Transformação digital revoluciona a gestão de OPME
Por Gustavo Veloso e Davi Uemoto

O setor de saúde, em especial, a gestão do ciclo de receita de Órteses, Próteses e Materiais Especiais (OPME), passa por um momento crítico no Brasil. A complexidade operacional, o excesso de burocracia e a comunicação fragmentada entre hospitais, médicos, fornecedores e operadoras de planos de saúde resultam em processos morosos, onerosos e pouco transparentes. Nesse contexto, a transformação digital surge como uma poderosa aliada para enfrentar esses desafios e revolucionar o modelo atual.
A ABRAIDI, ao longo dos últimos anos, tem exposto as distorções na saúde que comprometem a sustentabilidade da saúde suplementar e, na última pesquisa divulgada, revelou que os pagamentos pendentes ou não realizados por planos de saúde ou hospitais chegaram a R$ 4,587 bilhões, o que representou 36% do faturamento das empresas. A Associação propõe avançar para uma fase de construção coletiva de soluções e maior colaboração entre todos os envolvidos.

A ideia é criar uma Agenda de Convergência, baseada em ética, diálogo, transparência e compromisso com o bem coletivo. Essa construção deve ser mediada por uma terceira parte neutra – como, por exemplo, o Instituto Ética Saúde – e envolver acordos formais entre hospitais, operadoras, fornecedores e entidades reguladoras, com o objetivo de reconfigurar o relacionamento comercial com foco na sustentabilidade do setor e na qualidade da assistência ao paciente.
O ciclo de receita de OPME é caracterizado por etapas que vão desde a solicitação e aprovação dos materiais até seu uso em procedimentos cirúrgicos e posterior faturamento. A gestão envolve múltiplos atores – hospitais, médicos, fornecedores e operadoras de planos de saúde – e um fluxo descentralizado de informações, o que gera atrasos, erros e perdas financeiras.
Entre os principais problemas, destacam-se a solicitação descentralizada, quando médicos indicam os materiais com base na necessidade clínica, mas a burocracia para aprovação pelas operadoras pode ser demorada e inconsistente; aquisição ineficiente onde a logística hospitalar, baseada em mapas cirúrgicos diários, pode gerar impactos no estoque e na previsibilidade de entrega; falta de integração onde registros físicos e ausência de sistemas compartilhados prejudicam a rastreabilidade de uso e dificultam o controle de inventário.
Somados a esses três primeiros entraves, o faturamento lento das contas hospitalares, muitas vezes dependente de processos manuais, gera glosas, atrasos e desconfiança na relação com fornecedores. Isso compromete o recebimento com pagamentos tardios ou condicionados à liberação de operadoras, o que mina a sustentabilidade dos fornecedores repassando esses riscos aos preços praticados.

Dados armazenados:

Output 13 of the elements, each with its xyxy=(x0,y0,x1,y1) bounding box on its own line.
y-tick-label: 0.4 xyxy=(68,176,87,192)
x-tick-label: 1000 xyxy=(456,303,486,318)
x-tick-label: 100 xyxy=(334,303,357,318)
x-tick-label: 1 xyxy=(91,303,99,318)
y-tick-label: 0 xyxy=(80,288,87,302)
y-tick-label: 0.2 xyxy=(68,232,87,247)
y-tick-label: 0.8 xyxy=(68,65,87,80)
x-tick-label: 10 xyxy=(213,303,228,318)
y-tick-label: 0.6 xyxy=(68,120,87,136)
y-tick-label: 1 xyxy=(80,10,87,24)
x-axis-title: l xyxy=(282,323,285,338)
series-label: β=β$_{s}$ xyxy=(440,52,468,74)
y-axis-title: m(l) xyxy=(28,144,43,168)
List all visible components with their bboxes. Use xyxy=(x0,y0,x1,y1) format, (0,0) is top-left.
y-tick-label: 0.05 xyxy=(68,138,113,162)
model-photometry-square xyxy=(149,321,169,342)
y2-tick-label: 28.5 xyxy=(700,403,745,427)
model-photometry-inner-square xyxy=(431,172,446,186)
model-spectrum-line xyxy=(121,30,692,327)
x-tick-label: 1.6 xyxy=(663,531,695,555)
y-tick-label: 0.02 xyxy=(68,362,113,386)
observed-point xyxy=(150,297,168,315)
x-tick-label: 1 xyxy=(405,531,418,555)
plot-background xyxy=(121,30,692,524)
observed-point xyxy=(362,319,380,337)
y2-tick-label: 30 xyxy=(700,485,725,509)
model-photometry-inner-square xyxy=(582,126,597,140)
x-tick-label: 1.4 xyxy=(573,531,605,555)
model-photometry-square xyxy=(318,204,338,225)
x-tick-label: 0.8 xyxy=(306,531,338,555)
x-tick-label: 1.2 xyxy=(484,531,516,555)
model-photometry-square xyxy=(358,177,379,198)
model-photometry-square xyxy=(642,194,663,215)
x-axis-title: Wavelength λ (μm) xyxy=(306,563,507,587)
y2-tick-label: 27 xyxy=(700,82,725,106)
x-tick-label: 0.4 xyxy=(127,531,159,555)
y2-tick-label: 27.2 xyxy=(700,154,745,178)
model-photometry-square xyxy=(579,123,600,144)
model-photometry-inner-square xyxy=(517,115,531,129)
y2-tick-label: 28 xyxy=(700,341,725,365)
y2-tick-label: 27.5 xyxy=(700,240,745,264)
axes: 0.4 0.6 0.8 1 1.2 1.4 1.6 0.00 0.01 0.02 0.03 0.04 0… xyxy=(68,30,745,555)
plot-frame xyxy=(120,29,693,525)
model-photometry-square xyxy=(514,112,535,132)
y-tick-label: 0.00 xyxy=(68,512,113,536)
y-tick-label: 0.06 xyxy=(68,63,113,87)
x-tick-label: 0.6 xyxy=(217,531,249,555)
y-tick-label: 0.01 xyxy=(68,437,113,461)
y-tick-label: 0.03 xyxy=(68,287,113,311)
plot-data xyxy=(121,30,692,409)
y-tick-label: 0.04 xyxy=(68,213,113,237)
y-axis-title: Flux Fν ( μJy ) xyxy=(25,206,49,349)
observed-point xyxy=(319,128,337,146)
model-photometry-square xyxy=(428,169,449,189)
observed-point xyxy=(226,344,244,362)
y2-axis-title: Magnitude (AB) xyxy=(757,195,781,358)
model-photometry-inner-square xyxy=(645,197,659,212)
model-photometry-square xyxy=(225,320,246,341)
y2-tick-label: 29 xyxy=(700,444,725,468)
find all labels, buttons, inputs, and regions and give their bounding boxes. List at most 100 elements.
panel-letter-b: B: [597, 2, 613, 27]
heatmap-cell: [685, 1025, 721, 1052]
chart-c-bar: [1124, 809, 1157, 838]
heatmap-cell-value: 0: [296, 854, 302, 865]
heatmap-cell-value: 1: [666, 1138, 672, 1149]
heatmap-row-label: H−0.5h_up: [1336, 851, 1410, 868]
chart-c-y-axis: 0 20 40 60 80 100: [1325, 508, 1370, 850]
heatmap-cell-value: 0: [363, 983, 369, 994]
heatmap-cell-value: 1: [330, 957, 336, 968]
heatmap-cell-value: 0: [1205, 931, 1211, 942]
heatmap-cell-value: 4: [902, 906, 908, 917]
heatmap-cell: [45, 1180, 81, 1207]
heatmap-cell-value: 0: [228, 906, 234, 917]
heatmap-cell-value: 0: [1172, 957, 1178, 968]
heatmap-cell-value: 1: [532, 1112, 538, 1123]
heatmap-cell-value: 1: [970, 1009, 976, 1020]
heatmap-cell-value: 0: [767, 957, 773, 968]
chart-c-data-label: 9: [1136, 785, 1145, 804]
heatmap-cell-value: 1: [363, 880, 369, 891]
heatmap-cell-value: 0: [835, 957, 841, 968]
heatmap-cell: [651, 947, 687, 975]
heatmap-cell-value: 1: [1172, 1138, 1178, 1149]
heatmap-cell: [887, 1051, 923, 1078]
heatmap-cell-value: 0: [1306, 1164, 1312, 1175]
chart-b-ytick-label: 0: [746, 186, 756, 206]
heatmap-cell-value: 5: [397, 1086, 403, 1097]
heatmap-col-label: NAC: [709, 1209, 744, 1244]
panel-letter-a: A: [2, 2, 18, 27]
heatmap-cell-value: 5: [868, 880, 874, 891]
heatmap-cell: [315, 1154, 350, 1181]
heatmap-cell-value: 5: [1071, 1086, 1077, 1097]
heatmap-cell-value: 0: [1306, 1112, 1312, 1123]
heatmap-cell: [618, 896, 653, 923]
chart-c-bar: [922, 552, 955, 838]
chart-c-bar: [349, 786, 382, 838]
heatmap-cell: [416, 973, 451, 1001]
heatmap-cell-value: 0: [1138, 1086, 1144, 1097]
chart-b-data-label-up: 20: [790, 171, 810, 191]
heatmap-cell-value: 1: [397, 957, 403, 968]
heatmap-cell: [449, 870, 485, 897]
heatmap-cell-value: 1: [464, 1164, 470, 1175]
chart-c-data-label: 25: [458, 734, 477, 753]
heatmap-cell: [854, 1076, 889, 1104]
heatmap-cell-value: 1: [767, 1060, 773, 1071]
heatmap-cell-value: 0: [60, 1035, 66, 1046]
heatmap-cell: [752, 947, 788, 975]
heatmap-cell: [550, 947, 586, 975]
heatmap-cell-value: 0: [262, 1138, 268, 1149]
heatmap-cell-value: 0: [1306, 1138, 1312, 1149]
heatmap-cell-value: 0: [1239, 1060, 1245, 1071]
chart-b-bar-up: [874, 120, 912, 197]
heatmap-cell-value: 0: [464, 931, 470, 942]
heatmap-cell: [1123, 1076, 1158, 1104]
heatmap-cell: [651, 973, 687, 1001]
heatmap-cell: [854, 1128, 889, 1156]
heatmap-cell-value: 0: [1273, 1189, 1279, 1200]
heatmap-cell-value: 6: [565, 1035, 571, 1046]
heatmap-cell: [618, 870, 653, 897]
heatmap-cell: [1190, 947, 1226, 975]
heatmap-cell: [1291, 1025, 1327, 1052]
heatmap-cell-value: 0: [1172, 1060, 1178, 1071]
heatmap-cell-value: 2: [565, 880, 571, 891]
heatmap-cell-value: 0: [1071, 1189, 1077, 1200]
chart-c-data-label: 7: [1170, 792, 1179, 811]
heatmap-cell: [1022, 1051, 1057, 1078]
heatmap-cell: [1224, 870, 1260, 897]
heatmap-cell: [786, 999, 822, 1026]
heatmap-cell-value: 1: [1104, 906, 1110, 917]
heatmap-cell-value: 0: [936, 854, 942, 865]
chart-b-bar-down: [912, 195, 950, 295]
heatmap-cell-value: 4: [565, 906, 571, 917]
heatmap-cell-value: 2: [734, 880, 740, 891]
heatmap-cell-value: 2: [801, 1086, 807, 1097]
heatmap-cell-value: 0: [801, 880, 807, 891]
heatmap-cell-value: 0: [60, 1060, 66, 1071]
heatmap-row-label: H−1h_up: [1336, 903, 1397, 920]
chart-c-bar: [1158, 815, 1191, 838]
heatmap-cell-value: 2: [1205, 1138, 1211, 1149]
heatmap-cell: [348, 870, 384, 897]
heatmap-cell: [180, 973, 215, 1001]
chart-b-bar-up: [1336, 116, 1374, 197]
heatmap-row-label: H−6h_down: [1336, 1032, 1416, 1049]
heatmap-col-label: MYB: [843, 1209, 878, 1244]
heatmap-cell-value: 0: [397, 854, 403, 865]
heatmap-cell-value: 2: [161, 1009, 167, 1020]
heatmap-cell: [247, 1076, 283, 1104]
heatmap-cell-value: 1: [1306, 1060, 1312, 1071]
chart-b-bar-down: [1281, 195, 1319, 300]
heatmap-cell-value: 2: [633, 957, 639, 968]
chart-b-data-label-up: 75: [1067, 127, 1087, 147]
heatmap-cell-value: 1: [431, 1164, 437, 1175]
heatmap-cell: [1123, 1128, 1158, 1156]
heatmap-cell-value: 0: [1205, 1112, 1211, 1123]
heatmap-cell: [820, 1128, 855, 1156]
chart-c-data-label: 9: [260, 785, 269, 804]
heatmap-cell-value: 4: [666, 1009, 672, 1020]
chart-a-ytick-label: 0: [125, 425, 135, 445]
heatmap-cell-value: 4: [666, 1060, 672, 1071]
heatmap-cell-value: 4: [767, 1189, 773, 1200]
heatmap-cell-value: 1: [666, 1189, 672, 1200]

■ Aplique a leitura
A - Indique se cada afirmação concorda com o texto sobre a gestão de OPME, respondendo sim ou não e citando literalmente as palavras do texto que decidem: (i) os pagamentos pendentes ou não realizados somaram R$ 4,587 bilhões, o equivalente a 36% do faturamento das empresas; (ii) a Agenda de Convergência deve ser mediada pelas operadoras de planos de saúde; (iii) o faturamento das contas hospitalares é rápido e totalmente automatizado.
B - Dê continuidade ao texto sobre a gestão de OPME, começando logo depois da última frase dele.
Os itens não têm nenhum papel nesta atividade.

■ Respostas por tarefa
A -
(i) Sim: "chegaram a R$ 4,587 bilhões, o que representou 36% do faturamento das empresas".
(ii) Não: "Essa construção deve ser mediada por uma terceira parte neutra".
(iii) Não: "o faturamento lento das contas hospitalares, muitas vezes dependente de processos manuais".

B -
Diante de um cenário tão desafiador, a digitalização surge como solução estratégica. A proposta é integrar todo o ecossistema de OPME em uma única plataforma digital, com informações compartilhadas em tempo real por todos os integrantes da cadeia. Essa abordagem pode eliminar falhas operacionais, aumentar a previsibilidade e trazer maior controle financeiro.
As funcionalidades essenciais de uma solução digital incluem a autorização antecipada de procedimentos, garantindo que fornecedores possam preparar estoques com segurança; visibilidade de agendas cirúrgicas para melhorar a logística e reduzir cancelamentos ou atrasos; rastreabilidade de materiais em tempo real e assim permitindo controle preciso do consumo e facilitando o fechamento de contas; automação financeira com dashboards inteligentes para monitorar o status de contas e pagamentos; e uso da tão aplicada inteligência artificial e blockchain para prever necessidades logísticas, mitigar riscos e garantir conformidade regulatória.
A implementação de um modelo digital integrado promete benefícios expressivos com redução de ineficiências operacionais, melhoria no controle de custos e estoques, transparência e confiança nas relações comerciais e ciclo de receita mais curto e confiável. Embora demande investimento inicial e mudança cultural, os ganhos em eficiência, sustentabilidade e segurança compensam. Instituições que adotam soluções digitais tendem a apresentar melhor desempenho financeiro, maior capacidade de planejamento estratégico e menores riscos regulatórios.
A transformação digital aplicada à gestão de OPME não é apenas uma tendência, mas uma necessidade urgente. Ela permite modernizar processos, reduzir perdas e garantir que os dispositivos médicos certos cheguem ao paciente com agilidade e precisão. Somente com colaboração real e ferramentas tecnológicas eficazes será possível construir um novo ciclo – desta vez virtuoso – para o sistema de saúde brasileiro.
*Gustavo Veloso é CEO da Surgical Mapp e Davi Uemoto, gerente executivo da ABRAIDI.